→ **Materials provided**
··········

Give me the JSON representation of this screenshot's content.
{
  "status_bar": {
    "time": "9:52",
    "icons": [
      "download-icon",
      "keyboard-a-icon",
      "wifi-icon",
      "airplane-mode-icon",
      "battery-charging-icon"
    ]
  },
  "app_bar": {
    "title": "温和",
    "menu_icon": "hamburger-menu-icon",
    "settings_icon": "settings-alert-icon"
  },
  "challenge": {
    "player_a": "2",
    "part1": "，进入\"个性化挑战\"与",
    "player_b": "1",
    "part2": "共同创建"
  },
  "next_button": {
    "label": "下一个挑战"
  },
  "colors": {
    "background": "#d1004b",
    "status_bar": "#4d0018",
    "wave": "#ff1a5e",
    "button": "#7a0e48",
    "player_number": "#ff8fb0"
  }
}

··········

→ **Problem**
Copy out the data shown above without altering anything.

→ **Answer to this problem**
Give me the JSON representation of this screenshot's content.
{
  "status_bar": {
    "time": "9:52",
    "icons": [
      "download-icon",
      "keyboard-a-icon",
      "wifi-icon",
      "airplane-mode-icon",
      "battery-charging-icon"
    ]
  },
  "app_bar": {
    "title": "温和",
    "menu_icon": "hamburger-menu-icon",
    "settings_icon": "settings-alert-icon"
  },
  "challenge": {
    "player_a": "2",
    "part1": "，进入\"个性化挑战\"与",
    "player_b": "1",
    "part2": "共同创建"
  },
  "next_button": {
    "label": "下一个挑战"
  },
  "colors": {
    "background": "#d1004b",
    "status_bar": "#4d0018",
    "wave": "#ff1a5e",
    "button": "#7a0e48",
    "player_number": "#ff8fb0"
  }
}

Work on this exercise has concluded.